▶ [What this task involves]: How many lines in the entries below contain "เพชรบ"? Answer with the number only.

▶ [Rows]:
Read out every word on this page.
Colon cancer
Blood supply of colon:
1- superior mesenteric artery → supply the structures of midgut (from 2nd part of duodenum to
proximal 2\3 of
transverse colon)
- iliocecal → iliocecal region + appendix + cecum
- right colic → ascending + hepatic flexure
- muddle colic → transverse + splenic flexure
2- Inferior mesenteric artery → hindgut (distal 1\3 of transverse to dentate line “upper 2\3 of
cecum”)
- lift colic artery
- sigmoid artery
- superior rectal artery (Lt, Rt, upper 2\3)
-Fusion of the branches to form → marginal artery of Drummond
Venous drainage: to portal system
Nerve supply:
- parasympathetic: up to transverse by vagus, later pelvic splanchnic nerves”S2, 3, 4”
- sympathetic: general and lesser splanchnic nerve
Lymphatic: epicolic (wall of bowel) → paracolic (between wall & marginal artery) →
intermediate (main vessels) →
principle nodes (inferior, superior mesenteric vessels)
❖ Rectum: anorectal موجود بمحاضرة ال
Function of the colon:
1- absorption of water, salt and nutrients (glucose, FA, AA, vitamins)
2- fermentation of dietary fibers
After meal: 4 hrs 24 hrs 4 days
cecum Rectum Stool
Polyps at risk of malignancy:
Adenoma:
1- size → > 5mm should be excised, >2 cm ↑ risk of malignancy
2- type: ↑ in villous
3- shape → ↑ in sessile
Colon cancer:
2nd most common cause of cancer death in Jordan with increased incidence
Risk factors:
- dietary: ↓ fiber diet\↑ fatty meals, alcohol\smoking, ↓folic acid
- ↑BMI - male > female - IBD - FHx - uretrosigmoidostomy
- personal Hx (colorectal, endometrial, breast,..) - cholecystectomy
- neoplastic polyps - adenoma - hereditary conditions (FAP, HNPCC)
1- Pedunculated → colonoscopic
* * *
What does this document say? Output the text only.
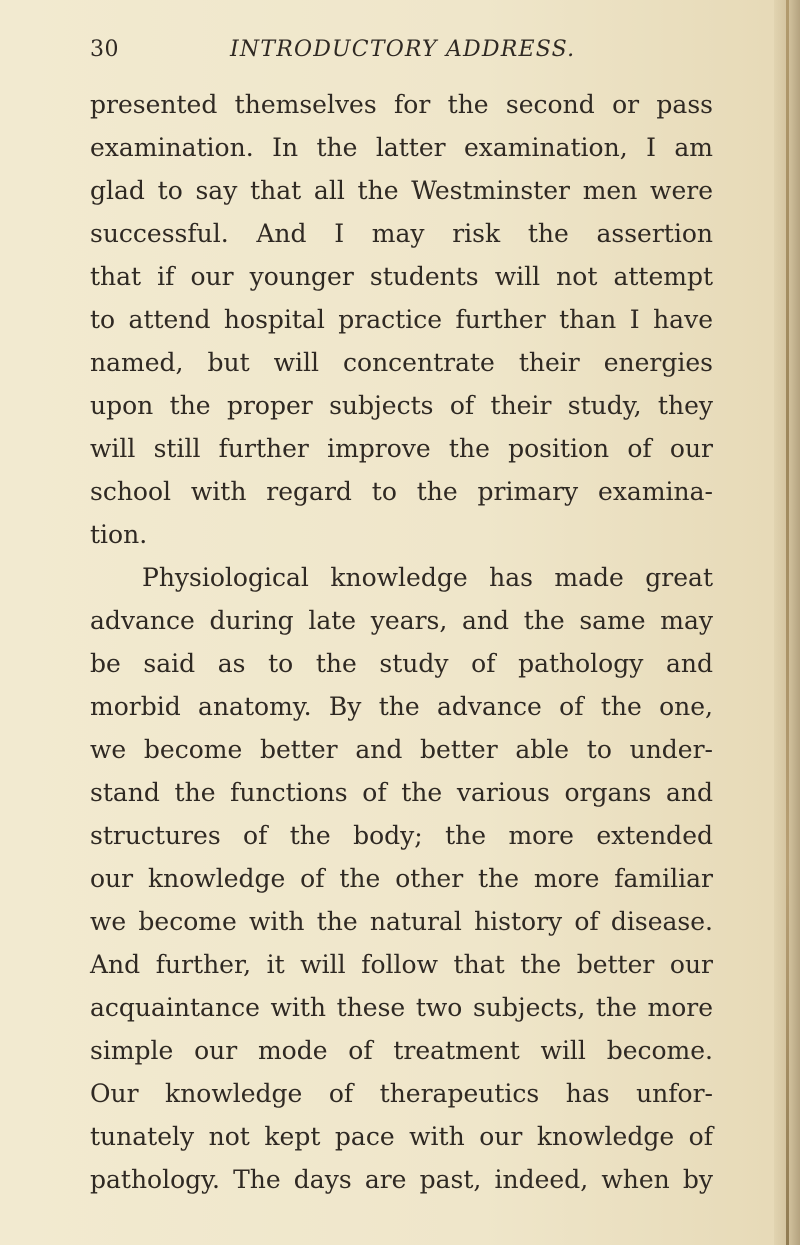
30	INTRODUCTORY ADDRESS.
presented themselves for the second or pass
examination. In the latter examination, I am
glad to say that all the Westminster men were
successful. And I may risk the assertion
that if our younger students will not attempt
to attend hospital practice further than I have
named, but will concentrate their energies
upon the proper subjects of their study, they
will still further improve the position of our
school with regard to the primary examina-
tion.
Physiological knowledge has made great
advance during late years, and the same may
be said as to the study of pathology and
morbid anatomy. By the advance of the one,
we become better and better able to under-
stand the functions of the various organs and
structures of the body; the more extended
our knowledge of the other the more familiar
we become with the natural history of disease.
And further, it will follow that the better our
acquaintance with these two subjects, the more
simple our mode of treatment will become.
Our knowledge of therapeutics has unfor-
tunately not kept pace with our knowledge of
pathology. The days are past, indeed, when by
---
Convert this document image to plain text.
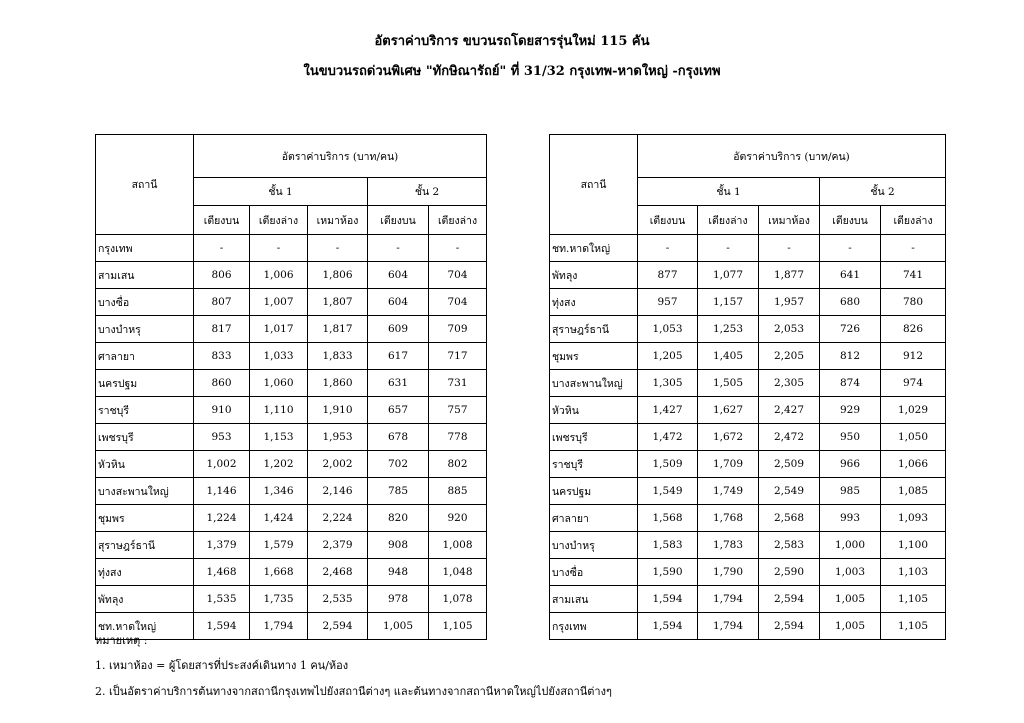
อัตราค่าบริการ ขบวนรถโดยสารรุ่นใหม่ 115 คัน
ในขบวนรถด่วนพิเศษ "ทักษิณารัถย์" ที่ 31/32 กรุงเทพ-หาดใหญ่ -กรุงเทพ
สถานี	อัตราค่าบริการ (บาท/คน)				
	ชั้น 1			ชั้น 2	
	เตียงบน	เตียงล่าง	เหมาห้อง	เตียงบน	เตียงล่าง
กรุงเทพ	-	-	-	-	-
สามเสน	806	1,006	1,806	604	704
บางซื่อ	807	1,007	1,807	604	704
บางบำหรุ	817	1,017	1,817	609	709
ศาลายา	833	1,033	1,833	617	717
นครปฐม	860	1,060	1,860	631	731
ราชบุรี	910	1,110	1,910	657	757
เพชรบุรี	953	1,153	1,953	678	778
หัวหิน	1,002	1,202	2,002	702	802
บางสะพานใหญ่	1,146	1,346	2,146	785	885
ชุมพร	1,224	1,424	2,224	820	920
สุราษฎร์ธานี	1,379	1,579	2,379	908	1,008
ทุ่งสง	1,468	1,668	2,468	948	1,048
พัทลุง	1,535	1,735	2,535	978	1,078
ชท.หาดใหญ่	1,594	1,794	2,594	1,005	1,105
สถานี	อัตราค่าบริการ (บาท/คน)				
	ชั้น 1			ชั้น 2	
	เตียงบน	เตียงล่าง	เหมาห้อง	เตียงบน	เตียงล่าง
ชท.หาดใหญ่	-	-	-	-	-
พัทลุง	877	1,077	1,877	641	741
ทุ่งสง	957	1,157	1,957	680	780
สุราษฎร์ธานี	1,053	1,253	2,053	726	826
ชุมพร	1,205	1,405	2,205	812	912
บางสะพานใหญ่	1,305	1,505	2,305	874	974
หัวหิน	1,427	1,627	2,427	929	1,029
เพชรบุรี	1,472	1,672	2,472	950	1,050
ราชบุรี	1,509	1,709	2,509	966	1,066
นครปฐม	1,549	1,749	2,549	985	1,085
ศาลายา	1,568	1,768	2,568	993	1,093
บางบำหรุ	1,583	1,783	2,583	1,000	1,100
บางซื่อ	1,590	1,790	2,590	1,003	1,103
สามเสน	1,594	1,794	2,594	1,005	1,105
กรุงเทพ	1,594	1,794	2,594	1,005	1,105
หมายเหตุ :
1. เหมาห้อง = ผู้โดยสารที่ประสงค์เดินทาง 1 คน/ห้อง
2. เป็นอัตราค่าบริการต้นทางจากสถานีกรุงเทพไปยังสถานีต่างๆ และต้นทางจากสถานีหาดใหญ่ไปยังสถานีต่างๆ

▶ [Finished task]: 2